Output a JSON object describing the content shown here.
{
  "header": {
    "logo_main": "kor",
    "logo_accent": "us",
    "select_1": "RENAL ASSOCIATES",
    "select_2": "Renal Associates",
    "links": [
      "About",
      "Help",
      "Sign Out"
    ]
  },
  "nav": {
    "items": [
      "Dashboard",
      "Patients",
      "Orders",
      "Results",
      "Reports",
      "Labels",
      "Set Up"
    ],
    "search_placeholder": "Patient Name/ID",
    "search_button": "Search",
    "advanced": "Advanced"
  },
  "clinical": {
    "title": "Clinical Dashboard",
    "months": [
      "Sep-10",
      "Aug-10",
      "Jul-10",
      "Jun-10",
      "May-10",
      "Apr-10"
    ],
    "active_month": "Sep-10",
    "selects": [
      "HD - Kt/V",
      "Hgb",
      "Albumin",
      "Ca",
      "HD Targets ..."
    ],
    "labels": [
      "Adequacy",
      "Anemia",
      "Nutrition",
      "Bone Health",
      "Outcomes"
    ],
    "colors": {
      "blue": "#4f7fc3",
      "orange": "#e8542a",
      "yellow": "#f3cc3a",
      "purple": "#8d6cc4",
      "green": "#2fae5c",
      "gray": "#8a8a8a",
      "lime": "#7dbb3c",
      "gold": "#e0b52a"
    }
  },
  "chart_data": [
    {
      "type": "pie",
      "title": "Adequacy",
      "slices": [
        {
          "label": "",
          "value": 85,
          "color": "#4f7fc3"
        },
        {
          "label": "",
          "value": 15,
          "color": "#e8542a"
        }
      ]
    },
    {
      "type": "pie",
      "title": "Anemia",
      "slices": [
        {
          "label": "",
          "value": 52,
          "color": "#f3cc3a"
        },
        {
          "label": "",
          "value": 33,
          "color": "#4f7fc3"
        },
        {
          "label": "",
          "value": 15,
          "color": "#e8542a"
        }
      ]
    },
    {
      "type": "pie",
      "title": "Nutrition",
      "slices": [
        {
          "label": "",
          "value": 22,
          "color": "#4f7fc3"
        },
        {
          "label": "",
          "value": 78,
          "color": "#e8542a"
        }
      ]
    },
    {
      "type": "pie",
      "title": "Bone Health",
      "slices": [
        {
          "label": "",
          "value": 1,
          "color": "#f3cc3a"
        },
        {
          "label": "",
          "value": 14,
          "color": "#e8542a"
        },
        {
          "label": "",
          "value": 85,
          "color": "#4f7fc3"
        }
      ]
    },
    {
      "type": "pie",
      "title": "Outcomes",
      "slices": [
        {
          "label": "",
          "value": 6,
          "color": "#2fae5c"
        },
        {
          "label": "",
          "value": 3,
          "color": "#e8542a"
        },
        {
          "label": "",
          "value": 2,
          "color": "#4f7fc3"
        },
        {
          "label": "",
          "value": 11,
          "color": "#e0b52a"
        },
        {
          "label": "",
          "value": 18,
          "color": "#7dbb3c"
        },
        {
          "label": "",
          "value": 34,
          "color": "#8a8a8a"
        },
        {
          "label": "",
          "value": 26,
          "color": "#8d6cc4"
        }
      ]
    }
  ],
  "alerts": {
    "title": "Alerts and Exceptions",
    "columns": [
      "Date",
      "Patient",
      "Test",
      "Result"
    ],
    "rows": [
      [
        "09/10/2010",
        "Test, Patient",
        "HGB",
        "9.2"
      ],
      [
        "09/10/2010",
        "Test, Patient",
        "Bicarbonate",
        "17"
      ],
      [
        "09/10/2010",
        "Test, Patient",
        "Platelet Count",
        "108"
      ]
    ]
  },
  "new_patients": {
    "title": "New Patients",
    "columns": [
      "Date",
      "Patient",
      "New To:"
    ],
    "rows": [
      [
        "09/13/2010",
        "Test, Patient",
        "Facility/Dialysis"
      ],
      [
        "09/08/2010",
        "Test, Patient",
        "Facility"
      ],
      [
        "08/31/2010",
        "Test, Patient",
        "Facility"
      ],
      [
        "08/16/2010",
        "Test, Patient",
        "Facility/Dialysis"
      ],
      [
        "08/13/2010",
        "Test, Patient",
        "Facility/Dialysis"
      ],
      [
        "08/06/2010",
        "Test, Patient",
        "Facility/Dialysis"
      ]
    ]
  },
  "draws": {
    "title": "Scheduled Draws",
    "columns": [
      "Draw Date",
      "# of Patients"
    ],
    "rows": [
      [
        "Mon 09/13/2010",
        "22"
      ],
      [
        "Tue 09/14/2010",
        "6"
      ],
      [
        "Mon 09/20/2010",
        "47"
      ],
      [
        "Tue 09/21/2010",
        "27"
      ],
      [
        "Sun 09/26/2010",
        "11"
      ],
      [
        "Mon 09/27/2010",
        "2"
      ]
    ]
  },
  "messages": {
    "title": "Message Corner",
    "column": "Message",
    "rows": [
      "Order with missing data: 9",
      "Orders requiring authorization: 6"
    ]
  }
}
--------------------------------------------------
Whenever a line of the data holds the string "title", pick that line out.

    "title": "Clinical Dashboard",
      "title": "Adequacy",
      "title": "Anemia",
      "title": "Nutrition",
      "title": "Bone Health",
      "title": "Outcomes",
    "title": "Alerts and Exceptions",
    "title": "New Patients",
    "title": "Scheduled Draws",
    "title": "Message Corner",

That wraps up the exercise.